- _Written problem_: Of all the lines here, how many include the string "Teléfono"? Answer with the number only.

- _Data in this exercise_:
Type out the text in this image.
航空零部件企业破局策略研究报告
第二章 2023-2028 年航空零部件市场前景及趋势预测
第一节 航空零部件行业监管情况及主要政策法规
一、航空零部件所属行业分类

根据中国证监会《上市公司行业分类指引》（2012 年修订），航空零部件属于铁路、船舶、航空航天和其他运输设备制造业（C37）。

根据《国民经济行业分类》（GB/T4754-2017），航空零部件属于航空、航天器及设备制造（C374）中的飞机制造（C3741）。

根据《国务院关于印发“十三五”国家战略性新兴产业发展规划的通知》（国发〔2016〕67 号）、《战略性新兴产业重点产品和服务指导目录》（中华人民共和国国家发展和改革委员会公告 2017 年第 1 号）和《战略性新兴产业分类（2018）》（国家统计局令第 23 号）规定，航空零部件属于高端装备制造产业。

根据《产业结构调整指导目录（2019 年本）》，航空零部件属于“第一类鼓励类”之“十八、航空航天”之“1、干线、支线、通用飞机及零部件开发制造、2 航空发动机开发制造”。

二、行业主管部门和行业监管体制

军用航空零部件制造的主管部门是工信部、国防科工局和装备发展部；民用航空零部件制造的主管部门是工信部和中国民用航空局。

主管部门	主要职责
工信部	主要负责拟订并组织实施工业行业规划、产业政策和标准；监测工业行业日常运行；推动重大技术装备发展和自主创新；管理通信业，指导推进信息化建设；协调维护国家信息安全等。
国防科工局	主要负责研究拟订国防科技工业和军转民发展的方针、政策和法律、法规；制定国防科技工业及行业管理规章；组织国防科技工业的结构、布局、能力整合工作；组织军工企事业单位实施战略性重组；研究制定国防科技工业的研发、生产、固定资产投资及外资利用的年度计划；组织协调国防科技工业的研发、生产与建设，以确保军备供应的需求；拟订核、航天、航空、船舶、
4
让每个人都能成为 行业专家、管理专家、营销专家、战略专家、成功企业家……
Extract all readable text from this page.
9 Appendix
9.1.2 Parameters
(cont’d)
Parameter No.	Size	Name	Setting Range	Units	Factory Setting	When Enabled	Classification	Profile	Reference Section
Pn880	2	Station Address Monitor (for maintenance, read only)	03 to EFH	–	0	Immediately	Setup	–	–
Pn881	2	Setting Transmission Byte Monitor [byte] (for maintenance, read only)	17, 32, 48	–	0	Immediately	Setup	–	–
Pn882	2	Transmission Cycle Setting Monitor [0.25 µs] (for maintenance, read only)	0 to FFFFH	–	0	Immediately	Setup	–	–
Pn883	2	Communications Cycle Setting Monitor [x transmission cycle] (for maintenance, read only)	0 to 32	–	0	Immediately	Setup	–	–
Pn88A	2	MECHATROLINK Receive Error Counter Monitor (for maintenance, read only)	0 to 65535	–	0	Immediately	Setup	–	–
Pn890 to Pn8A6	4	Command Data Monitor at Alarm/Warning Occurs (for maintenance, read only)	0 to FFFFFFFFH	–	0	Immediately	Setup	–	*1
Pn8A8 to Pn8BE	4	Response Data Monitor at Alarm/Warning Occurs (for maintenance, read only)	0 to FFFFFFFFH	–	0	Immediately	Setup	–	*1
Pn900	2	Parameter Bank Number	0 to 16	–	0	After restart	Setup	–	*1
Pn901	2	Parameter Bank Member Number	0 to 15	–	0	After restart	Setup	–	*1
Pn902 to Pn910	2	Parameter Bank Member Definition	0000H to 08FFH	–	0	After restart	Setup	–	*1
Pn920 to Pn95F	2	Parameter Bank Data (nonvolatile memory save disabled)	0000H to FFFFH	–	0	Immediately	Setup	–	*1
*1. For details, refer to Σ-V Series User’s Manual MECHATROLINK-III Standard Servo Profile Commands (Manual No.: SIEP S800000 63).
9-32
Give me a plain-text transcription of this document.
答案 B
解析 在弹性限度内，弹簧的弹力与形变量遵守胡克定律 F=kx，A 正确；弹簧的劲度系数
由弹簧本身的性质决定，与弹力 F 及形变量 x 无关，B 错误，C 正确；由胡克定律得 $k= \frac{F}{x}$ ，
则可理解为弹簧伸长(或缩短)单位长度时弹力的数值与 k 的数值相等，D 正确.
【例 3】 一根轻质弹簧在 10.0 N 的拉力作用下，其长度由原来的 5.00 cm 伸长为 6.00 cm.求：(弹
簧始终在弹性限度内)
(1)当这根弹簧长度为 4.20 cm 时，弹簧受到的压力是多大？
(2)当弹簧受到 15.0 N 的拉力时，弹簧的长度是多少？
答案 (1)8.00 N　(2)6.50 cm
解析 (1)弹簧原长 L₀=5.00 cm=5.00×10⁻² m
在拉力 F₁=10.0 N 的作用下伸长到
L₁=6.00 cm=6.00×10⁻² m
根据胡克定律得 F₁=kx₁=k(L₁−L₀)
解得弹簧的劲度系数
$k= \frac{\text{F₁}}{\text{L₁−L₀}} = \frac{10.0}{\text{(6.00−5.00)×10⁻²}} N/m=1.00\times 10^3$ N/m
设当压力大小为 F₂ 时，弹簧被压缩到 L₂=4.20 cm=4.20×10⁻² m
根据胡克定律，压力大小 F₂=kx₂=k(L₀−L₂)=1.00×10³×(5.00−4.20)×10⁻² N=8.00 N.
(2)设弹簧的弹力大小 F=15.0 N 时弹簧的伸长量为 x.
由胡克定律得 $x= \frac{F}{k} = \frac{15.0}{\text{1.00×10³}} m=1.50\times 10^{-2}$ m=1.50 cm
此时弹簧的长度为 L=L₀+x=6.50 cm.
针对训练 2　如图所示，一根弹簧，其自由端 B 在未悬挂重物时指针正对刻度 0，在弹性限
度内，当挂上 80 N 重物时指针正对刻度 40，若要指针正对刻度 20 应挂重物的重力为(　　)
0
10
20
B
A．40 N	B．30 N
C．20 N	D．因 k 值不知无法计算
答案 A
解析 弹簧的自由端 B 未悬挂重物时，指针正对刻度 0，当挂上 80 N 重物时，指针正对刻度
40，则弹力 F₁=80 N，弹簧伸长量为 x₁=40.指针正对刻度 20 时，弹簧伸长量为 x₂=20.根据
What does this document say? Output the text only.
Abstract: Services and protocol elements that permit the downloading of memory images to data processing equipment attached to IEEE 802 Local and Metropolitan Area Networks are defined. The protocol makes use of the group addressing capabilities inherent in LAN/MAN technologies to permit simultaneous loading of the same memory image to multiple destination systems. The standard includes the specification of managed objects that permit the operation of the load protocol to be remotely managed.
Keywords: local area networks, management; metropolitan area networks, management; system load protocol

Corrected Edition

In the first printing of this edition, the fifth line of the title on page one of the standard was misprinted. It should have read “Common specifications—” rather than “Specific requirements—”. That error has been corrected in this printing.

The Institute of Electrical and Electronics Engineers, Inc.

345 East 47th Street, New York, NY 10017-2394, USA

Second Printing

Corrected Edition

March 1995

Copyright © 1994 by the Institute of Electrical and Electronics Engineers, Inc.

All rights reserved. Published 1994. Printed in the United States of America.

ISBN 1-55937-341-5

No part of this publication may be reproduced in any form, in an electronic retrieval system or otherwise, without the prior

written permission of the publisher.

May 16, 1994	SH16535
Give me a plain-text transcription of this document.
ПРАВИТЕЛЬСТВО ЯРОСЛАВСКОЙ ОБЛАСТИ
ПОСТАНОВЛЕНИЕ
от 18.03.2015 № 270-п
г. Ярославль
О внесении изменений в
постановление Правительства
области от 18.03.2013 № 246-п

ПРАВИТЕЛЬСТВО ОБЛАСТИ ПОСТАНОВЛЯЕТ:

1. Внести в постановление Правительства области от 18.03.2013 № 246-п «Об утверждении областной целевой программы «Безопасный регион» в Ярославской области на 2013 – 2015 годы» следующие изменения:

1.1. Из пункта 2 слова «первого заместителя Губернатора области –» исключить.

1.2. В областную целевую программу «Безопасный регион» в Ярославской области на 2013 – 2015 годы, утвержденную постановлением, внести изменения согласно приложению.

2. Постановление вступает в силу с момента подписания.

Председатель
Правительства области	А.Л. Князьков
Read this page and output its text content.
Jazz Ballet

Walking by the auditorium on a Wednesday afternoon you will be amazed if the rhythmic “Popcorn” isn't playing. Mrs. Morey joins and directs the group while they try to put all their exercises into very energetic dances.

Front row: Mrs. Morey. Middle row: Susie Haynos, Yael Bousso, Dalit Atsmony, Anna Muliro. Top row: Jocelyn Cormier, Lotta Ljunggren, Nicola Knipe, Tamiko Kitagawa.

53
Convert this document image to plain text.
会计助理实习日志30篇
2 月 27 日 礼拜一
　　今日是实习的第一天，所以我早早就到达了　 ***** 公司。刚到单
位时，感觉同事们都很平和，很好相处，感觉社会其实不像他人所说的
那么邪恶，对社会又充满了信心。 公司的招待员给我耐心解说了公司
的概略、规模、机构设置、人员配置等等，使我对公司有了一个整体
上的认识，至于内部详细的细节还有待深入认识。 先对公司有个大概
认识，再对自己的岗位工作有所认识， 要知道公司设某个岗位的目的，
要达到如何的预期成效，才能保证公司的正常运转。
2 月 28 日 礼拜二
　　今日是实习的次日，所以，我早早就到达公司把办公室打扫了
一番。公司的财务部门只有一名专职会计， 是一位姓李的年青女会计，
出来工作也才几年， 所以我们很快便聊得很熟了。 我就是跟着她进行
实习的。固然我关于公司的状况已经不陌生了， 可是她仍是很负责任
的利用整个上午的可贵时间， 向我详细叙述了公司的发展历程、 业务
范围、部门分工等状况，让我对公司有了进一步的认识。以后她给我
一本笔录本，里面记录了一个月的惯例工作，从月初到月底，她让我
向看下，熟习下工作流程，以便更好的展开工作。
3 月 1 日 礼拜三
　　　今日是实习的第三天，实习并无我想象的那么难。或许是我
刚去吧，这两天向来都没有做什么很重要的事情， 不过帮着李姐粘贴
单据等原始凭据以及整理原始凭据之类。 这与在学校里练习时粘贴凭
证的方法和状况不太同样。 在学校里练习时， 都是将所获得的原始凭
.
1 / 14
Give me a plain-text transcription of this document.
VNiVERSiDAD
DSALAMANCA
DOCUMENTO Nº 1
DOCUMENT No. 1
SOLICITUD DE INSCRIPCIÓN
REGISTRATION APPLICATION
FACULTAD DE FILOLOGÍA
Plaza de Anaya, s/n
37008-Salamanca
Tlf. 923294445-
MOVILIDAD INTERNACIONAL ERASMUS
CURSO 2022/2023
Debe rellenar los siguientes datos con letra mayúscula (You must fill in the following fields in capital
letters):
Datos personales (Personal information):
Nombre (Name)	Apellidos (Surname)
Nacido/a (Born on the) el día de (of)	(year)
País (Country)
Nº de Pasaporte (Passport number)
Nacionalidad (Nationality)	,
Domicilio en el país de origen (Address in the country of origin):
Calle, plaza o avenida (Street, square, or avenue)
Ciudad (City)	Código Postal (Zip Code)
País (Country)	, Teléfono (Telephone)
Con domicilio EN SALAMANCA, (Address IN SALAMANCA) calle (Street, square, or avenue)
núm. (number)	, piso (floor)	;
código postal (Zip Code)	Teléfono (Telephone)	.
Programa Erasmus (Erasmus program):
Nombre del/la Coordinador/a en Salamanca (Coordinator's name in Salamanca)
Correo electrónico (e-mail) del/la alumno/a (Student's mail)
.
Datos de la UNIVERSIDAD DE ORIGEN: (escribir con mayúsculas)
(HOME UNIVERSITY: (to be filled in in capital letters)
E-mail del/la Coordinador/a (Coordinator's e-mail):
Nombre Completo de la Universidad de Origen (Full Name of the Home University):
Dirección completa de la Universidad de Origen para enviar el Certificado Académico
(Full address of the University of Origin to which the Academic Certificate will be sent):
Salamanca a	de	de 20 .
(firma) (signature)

- _Full response_: 2